GOAL | Write out the entries verbatim and leave the images out of the copy.

THE INPUT |
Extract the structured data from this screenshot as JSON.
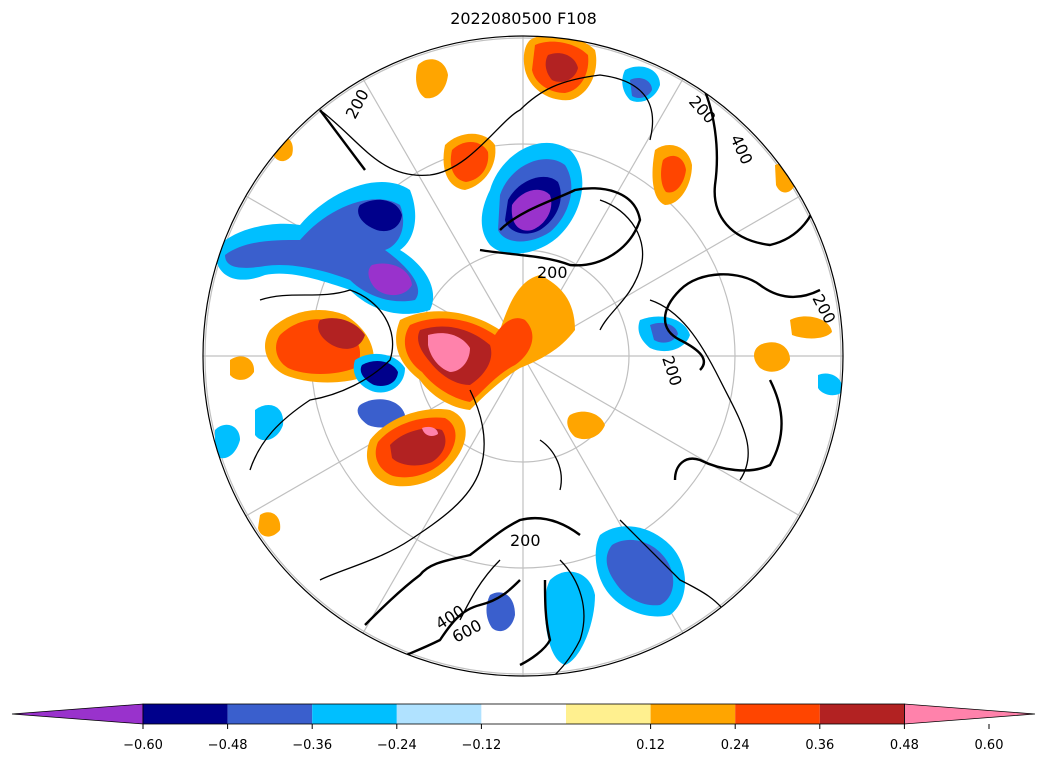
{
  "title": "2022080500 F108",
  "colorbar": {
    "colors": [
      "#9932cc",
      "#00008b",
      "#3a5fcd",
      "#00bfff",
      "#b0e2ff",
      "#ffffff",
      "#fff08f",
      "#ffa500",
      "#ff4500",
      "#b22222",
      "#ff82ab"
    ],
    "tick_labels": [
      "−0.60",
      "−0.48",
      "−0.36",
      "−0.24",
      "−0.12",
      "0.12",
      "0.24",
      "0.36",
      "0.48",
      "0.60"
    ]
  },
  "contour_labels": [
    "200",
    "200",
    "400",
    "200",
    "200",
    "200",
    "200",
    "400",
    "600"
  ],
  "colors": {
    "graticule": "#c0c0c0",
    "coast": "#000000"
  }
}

TASK SOLUTION |
Extract the structured data from this screenshot as JSON.
{
  "title": "2022080500 F108",
  "colorbar": {
    "colors": [
      "#9932cc",
      "#00008b",
      "#3a5fcd",
      "#00bfff",
      "#b0e2ff",
      "#ffffff",
      "#fff08f",
      "#ffa500",
      "#ff4500",
      "#b22222",
      "#ff82ab"
    ],
    "tick_labels": [
      "−0.60",
      "−0.48",
      "−0.36",
      "−0.24",
      "−0.12",
      "0.12",
      "0.24",
      "0.36",
      "0.48",
      "0.60"
    ]
  },
  "contour_labels": [
    "200",
    "200",
    "400",
    "200",
    "200",
    "200",
    "200",
    "400",
    "600"
  ],
  "colors": {
    "graticule": "#c0c0c0",
    "coast": "#000000"
  }
}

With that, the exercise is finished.